-- begin --

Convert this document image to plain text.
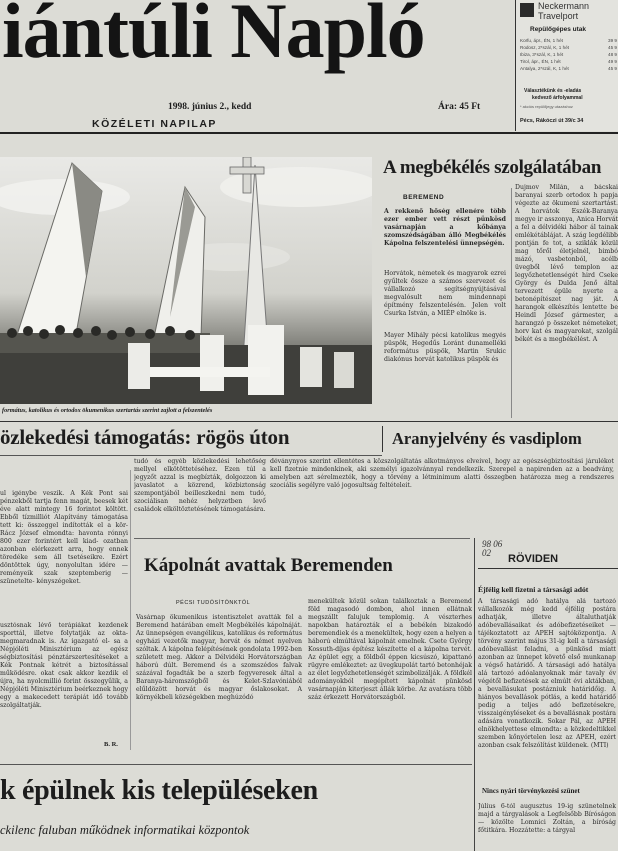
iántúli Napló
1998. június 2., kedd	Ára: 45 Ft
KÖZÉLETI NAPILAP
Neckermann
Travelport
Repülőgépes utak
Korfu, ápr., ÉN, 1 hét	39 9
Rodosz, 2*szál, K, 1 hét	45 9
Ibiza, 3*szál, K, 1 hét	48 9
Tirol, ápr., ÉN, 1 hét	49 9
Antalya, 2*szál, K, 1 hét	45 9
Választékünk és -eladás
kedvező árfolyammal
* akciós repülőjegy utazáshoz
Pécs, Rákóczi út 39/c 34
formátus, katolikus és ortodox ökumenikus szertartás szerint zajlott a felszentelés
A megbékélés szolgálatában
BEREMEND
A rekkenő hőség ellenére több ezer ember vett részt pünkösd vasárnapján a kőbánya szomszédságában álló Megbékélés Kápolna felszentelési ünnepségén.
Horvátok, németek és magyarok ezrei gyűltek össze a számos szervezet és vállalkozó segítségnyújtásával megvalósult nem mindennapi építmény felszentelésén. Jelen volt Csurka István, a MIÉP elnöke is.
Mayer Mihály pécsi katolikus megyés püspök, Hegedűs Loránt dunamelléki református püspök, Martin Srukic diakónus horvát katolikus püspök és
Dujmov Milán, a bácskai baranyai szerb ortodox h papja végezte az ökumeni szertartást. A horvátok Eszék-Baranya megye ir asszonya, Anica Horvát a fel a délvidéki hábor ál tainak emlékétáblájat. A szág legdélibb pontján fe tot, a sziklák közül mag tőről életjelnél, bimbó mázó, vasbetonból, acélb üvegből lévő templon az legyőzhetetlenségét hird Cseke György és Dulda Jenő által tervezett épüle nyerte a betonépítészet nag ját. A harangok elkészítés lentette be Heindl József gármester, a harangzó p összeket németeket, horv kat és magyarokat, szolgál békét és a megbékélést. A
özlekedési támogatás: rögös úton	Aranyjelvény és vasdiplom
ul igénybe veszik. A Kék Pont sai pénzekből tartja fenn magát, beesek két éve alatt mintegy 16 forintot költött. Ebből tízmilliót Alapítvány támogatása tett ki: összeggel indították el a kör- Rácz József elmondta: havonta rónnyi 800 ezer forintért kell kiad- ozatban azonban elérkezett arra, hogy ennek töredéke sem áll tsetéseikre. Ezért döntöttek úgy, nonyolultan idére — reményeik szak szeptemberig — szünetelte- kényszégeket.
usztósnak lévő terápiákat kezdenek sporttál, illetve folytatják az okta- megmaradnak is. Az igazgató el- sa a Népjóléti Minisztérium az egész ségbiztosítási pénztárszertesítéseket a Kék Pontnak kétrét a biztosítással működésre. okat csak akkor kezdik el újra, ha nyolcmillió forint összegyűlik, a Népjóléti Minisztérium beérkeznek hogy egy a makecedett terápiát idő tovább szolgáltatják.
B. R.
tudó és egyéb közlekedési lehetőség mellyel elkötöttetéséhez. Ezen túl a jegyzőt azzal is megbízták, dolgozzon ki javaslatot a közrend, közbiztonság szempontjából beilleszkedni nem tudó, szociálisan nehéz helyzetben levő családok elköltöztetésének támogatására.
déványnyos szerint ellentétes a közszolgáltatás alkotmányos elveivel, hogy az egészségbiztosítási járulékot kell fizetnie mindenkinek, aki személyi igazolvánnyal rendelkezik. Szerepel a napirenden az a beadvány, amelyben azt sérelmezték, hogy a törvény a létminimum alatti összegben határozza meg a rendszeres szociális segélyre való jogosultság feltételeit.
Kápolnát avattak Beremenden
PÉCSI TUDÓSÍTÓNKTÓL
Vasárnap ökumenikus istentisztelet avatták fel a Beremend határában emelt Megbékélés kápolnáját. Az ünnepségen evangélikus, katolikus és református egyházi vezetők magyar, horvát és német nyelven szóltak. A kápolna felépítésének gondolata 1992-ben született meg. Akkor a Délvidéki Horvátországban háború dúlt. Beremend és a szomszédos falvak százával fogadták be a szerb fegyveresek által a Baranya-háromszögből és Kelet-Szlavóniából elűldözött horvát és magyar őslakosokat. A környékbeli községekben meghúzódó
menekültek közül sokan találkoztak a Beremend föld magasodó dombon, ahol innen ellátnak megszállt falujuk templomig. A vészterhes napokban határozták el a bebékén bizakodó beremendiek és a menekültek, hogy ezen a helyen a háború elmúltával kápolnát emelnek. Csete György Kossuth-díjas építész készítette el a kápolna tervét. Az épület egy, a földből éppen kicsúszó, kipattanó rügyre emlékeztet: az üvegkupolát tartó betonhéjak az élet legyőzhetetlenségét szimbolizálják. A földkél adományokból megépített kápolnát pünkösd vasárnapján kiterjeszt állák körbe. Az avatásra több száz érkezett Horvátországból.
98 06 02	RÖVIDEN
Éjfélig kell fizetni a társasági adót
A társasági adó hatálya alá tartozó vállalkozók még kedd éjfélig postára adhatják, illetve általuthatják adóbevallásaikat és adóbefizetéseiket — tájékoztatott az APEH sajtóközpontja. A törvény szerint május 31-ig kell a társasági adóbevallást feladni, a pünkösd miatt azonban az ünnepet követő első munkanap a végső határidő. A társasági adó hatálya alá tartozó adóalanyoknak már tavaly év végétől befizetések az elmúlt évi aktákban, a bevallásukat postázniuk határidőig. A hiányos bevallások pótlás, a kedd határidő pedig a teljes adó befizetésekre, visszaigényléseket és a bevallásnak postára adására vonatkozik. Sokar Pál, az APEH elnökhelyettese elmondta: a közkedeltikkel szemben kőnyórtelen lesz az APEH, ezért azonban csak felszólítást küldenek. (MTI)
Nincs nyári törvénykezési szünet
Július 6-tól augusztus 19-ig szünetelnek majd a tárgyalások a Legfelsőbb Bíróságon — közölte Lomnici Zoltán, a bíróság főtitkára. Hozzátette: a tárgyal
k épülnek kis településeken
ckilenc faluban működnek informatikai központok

-- end --
-- begin --

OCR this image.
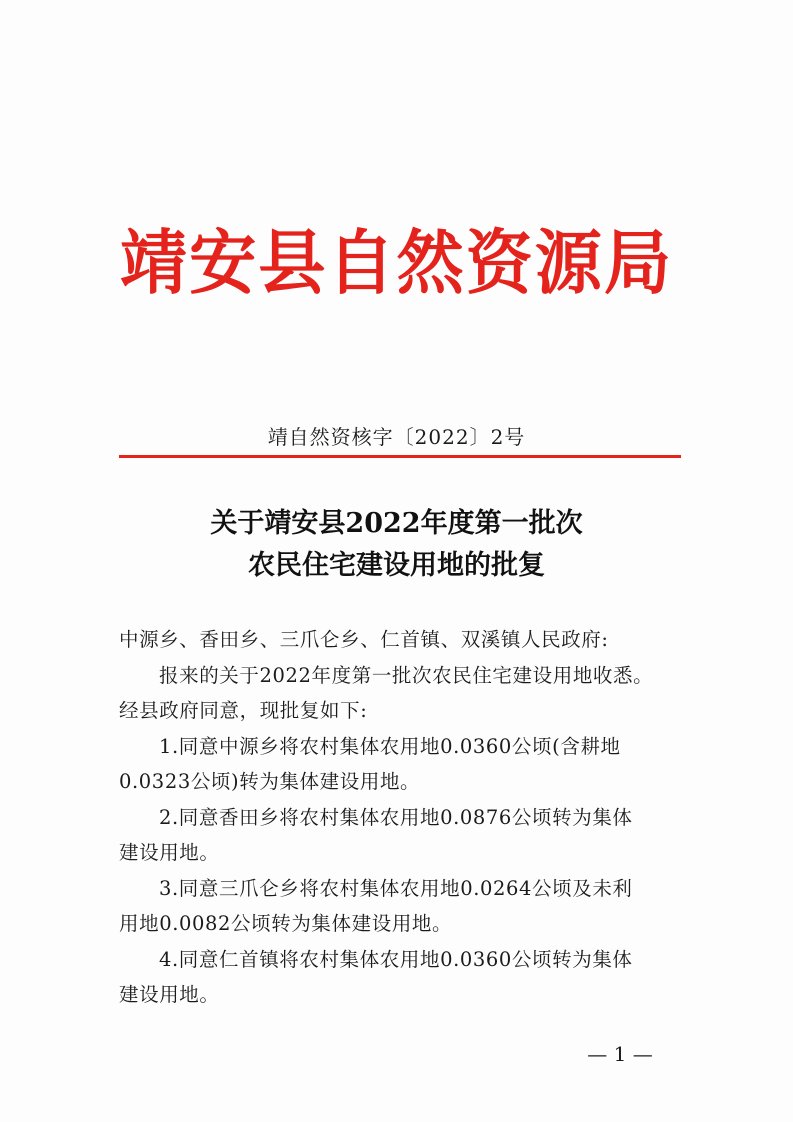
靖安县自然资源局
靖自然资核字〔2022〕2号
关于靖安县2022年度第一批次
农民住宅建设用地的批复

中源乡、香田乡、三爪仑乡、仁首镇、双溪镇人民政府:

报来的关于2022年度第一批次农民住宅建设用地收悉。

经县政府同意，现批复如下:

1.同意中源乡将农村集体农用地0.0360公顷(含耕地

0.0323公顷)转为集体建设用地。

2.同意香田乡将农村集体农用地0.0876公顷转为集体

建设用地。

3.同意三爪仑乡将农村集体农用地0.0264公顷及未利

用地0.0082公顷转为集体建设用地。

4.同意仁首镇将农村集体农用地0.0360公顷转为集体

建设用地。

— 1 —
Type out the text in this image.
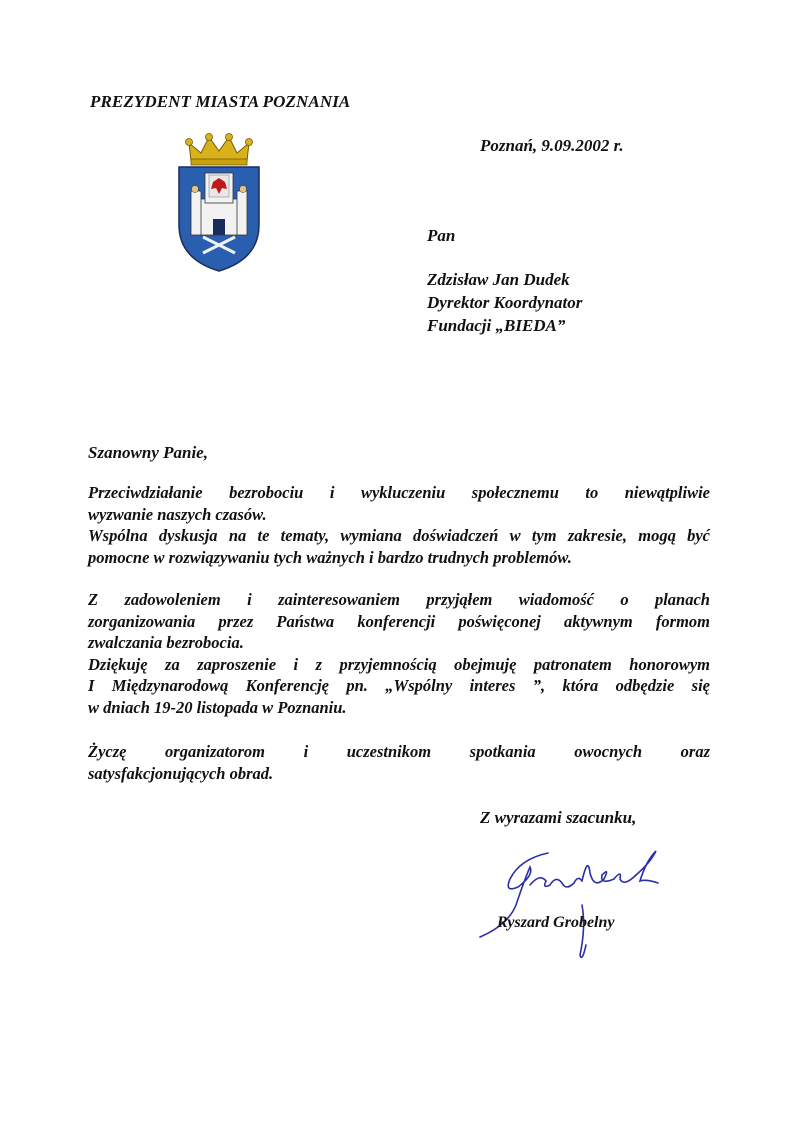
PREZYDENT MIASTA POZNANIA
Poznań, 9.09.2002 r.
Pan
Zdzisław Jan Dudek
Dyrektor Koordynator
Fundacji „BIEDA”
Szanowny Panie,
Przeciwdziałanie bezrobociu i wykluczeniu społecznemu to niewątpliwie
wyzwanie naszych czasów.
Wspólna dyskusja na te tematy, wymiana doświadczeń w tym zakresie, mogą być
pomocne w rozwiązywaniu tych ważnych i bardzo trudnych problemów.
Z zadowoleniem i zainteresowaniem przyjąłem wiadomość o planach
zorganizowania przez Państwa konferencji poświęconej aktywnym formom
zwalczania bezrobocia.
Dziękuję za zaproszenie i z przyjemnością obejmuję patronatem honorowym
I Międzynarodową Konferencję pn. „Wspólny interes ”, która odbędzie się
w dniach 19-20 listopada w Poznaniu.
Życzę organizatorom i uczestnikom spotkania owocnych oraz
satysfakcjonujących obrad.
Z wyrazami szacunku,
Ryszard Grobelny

-- end --

Identify the lines of the data that contain the word "ökumenikus". Copy each of them.

formátus, katolikus és ortodox ökumenikus szertartás szerint zajlott a felszentelés
Vasárnap ökumenikus istentisztelet avatták fel a Beremend határában emelt Megbékélés kápolnáját. Az ünnepségen evangélikus, katolikus és református egyházi vezetők magyar, horvát és német nyelven szóltak. A kápolna felépítésének gondolata 1992-ben született meg. Akkor a Délvidéki Horvátországban háború dúlt. Beremend és a szomszédos falvak százával fogadták be a szerb fegyveresek által a Baranya-háromszögből és Kelet-Szlavóniából elűldözött horvát és magyar őslakosokat. A környékbeli községekben meghúzódó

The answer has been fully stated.